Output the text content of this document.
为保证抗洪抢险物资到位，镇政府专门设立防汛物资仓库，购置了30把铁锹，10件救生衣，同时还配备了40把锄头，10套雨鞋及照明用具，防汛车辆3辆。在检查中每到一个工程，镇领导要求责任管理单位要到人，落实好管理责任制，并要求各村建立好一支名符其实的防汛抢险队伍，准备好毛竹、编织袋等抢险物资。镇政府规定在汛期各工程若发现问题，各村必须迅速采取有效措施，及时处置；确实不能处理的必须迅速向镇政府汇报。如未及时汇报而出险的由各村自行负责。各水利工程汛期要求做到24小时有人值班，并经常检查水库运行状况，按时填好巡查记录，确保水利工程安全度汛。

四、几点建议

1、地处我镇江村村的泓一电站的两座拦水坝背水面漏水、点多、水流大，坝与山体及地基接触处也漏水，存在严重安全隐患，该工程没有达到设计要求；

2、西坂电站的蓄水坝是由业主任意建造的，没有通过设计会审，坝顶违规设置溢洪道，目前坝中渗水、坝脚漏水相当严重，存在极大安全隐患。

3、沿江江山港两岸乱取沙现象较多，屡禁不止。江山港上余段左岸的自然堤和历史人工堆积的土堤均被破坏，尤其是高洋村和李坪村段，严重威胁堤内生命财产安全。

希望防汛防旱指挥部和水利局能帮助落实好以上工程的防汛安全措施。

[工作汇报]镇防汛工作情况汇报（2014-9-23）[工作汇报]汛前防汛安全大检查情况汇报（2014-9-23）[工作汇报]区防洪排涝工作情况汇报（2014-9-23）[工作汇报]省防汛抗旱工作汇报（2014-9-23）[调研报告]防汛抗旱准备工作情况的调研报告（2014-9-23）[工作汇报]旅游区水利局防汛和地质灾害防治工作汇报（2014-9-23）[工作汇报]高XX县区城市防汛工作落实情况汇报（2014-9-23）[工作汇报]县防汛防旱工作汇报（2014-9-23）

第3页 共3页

==================================================

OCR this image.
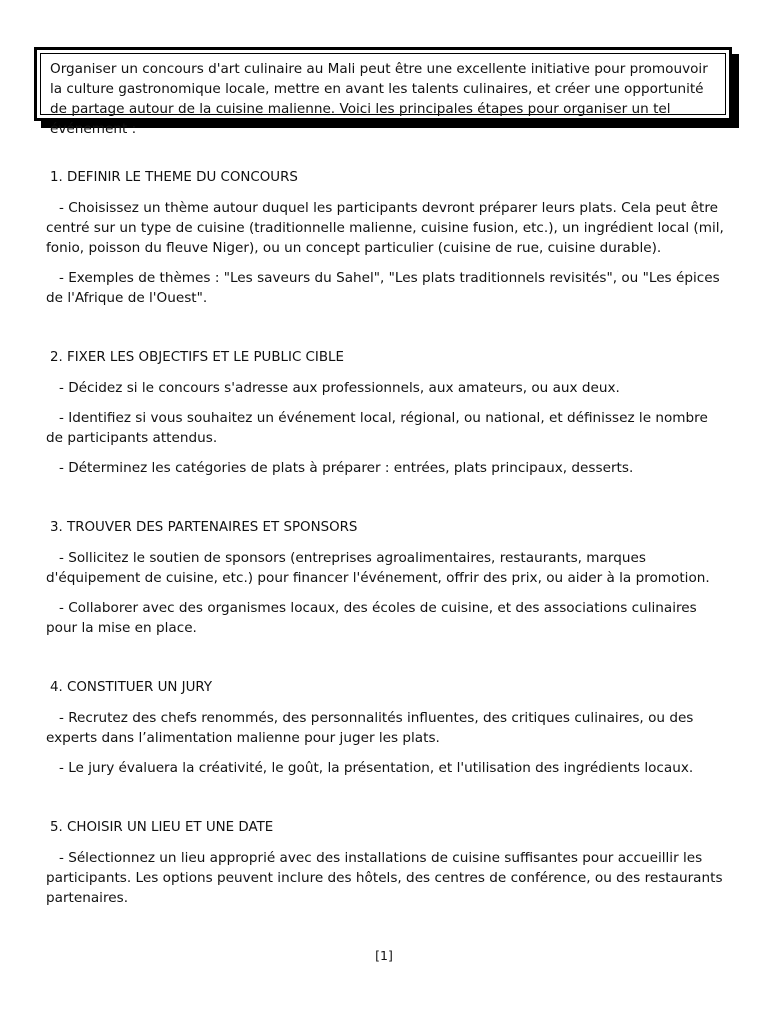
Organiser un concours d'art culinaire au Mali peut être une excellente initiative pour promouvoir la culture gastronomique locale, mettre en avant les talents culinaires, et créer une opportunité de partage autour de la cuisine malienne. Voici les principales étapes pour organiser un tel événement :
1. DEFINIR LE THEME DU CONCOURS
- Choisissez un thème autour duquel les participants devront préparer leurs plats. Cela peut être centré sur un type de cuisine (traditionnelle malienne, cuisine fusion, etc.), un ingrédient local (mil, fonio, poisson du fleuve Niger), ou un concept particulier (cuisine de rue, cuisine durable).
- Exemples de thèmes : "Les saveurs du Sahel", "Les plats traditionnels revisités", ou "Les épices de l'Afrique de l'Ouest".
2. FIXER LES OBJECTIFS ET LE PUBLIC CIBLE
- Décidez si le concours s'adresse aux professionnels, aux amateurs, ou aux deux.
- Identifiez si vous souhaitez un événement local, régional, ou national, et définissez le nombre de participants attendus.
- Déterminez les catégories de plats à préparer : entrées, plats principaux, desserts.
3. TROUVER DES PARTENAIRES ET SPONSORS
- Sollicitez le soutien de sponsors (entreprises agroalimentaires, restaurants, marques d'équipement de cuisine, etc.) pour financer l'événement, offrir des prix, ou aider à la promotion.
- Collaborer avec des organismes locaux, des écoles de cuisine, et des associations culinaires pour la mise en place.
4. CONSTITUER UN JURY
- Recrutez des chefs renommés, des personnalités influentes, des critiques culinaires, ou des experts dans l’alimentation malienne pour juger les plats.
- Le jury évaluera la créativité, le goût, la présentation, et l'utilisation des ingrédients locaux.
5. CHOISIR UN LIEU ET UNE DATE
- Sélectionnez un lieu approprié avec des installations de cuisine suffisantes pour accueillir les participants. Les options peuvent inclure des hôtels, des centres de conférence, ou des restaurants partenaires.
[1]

==================================================

● Written request: State how many lines in the entries above include the word "préparer"; reply with the number alone.

● Task result: 2